■ To do
Each line of the data that includes the string "this" is to be copied out.
● ● ●
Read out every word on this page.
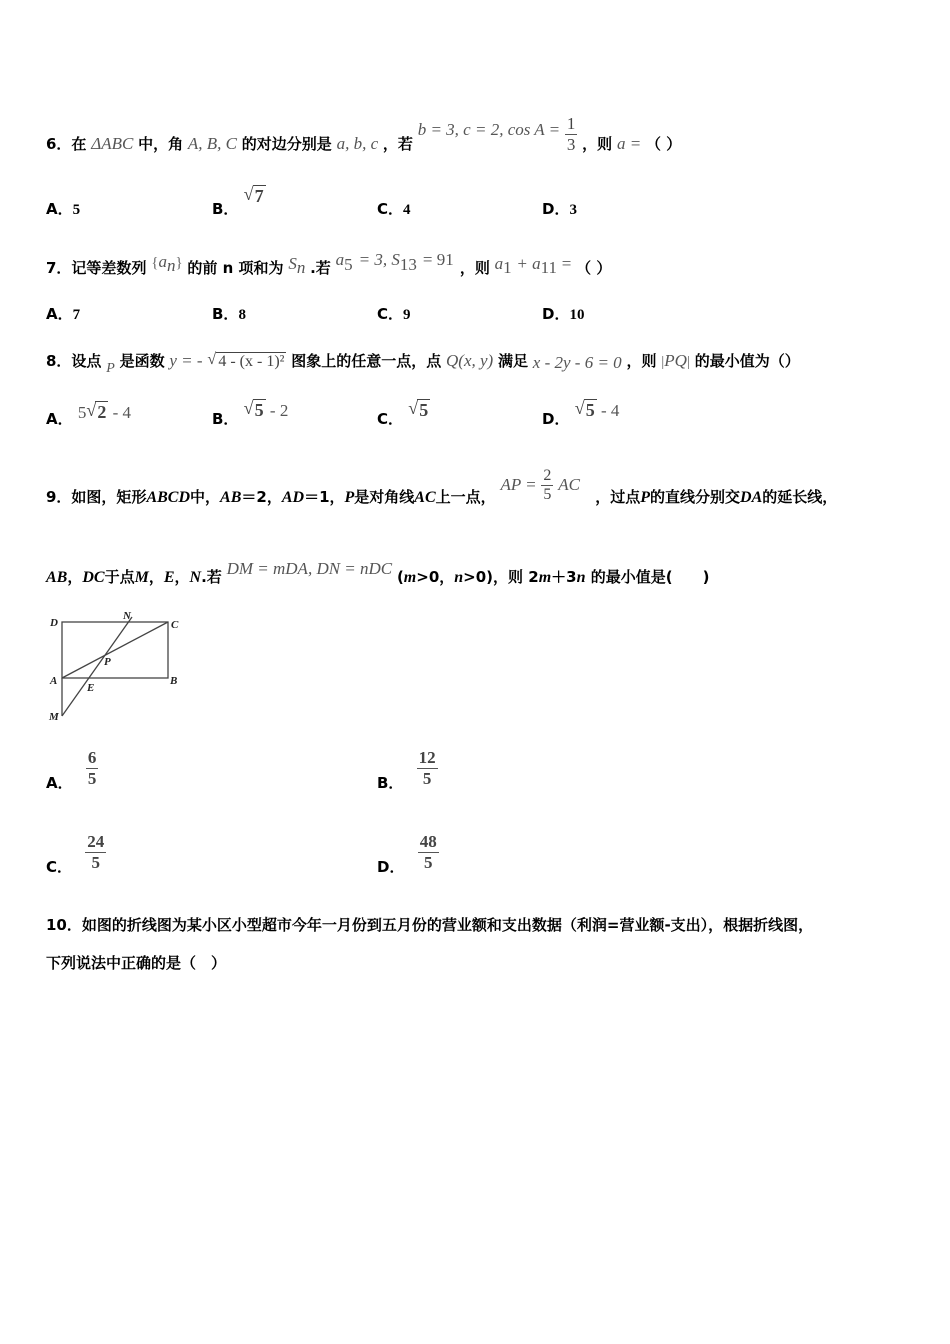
6．在 ΔABC 中，角 A, B, C 的对边分别是 a, b, c ，若 b = 3, c = 2, $\cos A = \frac{1}{3}$ ，则 a = （ ）
A．5	B．
√ 7
C．4	D．3
7．记等差数列 $\{a_n\}$ 的前 n 项和为 $S_n$ .若 $a_5 = 3$, $S_{13} = 91$ ，则 $a_1 + a_{11}$ = （ ）
A．7	B．8	C．9	D．10
8．设点 P 是函数 y = - √ 4 - (x - 1)² 图象上的任意一点，点 Q(x, y) 满足 x - 2y - 6 = 0 ，则 |PQ| 的最小值为（）
A． 5 √ 2 - 4	B．
√ 5 - 2	C．
√ 5	D．
√ 5 - 4
9．如图，矩形ABCD中，AB＝2，AD＝1，P是对角线AC上一点， AP = $\frac{2}{5}$ AC ，过点P的直线分别交DA的延长线，
AB，DC于点M，E，N.若 DM = mDA, DN = nDC (m>0，n>0)，则 2m＋3n 的最小值是(　　)
D
N
C
P
A
E
B
M
A． $\frac{6}{5}$	B． $\frac{12}{5}$
C． $\frac{24}{5}$	D． $\frac{48}{5}$
10．如图的折线图为某小区小型超市今年一月份到五月份的营业额和支出数据（利润=营业额-支出），根据折线图，
下列说法中正确的是（　）
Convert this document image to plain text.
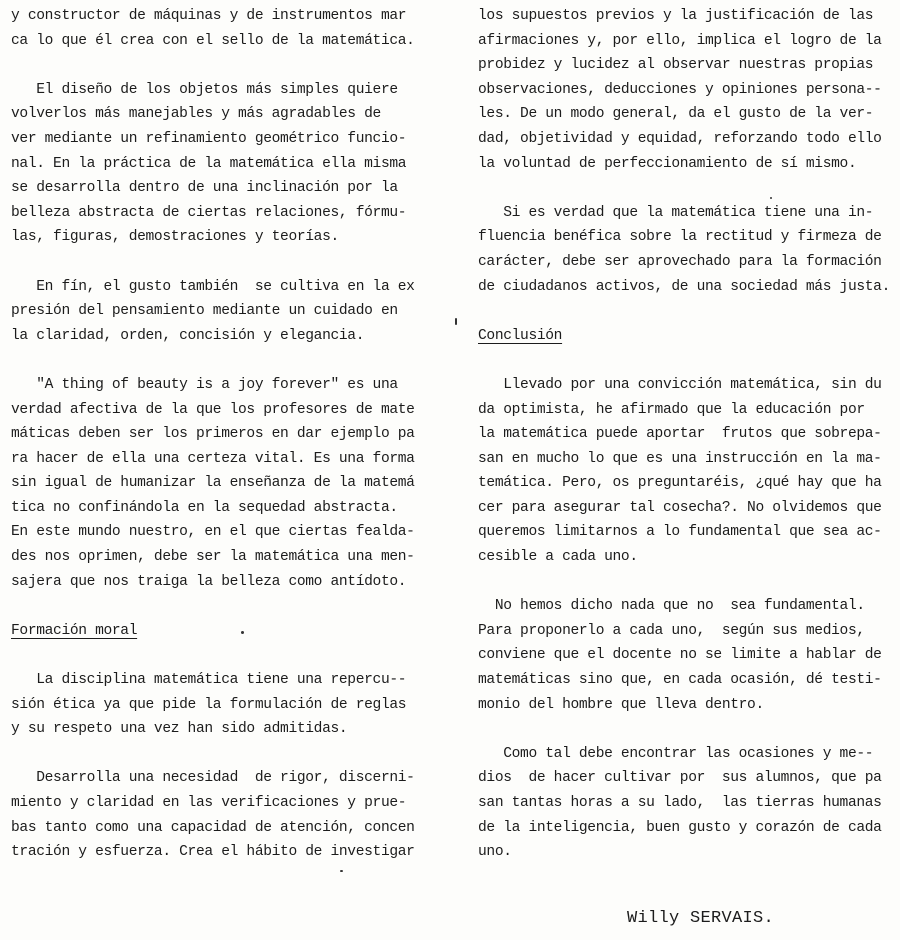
y constructor de máquinas y de instrumentos mar
ca lo que él crea con el sello de la matemática.
El diseño de los objetos más simples quiere
volverlos más manejables y más agradables de
ver mediante un refinamiento geométrico funcio-
nal. En la práctica de la matemática ella misma
se desarrolla dentro de una inclinación por la
belleza abstracta de ciertas relaciones, fórmu-
las, figuras, demostraciones y teorías.
En fín, el gusto también  se cultiva en la ex
presión del pensamiento mediante un cuidado en
la claridad, orden, concisión y elegancia.
"A thing of beauty is a joy forever" es una
verdad afectiva de la que los profesores de mate
máticas deben ser los primeros en dar ejemplo pa
ra hacer de ella una certeza vital. Es una forma
sin igual de humanizar la enseñanza de la matemá
tica no confinándola en la sequedad abstracta.
En este mundo nuestro, en el que ciertas fealda-
des nos oprimen, debe ser la matemática una men-
sajera que nos traiga la belleza como antídoto.
Formación moral
La disciplina matemática tiene una repercu--
sión ética ya que pide la formulación de reglas
y su respeto una vez han sido admitidas.
Desarrolla una necesidad  de rigor, discerni-
miento y claridad en las verificaciones y prue-
bas tanto como una capacidad de atención, concen
tración y esfuerza. Crea el hábito de investigar
los supuestos previos y la justificación de las
afirmaciones y, por ello, implica el logro de la
probidez y lucidez al observar nuestras propias
observaciones, deducciones y opiniones persona--
les. De un modo general, da el gusto de la ver-
dad, objetividad y equidad, reforzando todo ello
la voluntad de perfeccionamiento de sí mismo.
Si es verdad que la matemática tiene una in-
fluencia benéfica sobre la rectitud y firmeza de
carácter, debe ser aprovechado para la formación
de ciudadanos activos, de una sociedad más justa.
Conclusión
Llevado por una convicción matemática, sin du
da optimista, he afirmado que la educación por
la matemática puede aportar  frutos que sobrepa-
san en mucho lo que es una instrucción en la ma-
temática. Pero, os preguntaréis, ¿qué hay que ha
cer para asegurar tal cosecha?. No olvidemos que
queremos limitarnos a lo fundamental que sea ac-
cesible a cada uno.
No hemos dicho nada que no  sea fundamental.
Para proponerlo a cada uno,  según sus medios,
conviene que el docente no se limite a hablar de
matemáticas sino que, en cada ocasión, dé testi-
monio del hombre que lleva dentro.
Como tal debe encontrar las ocasiones y me--
dios  de hacer cultivar por  sus alumnos, que pa
san tantas horas a su lado,  las tierras humanas
de la inteligencia, buen gusto y corazón de cada
uno.
Willy SERVAIS.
● ● ●
■ Written reply
Read out every word on this page.
Convert this document image to plain text.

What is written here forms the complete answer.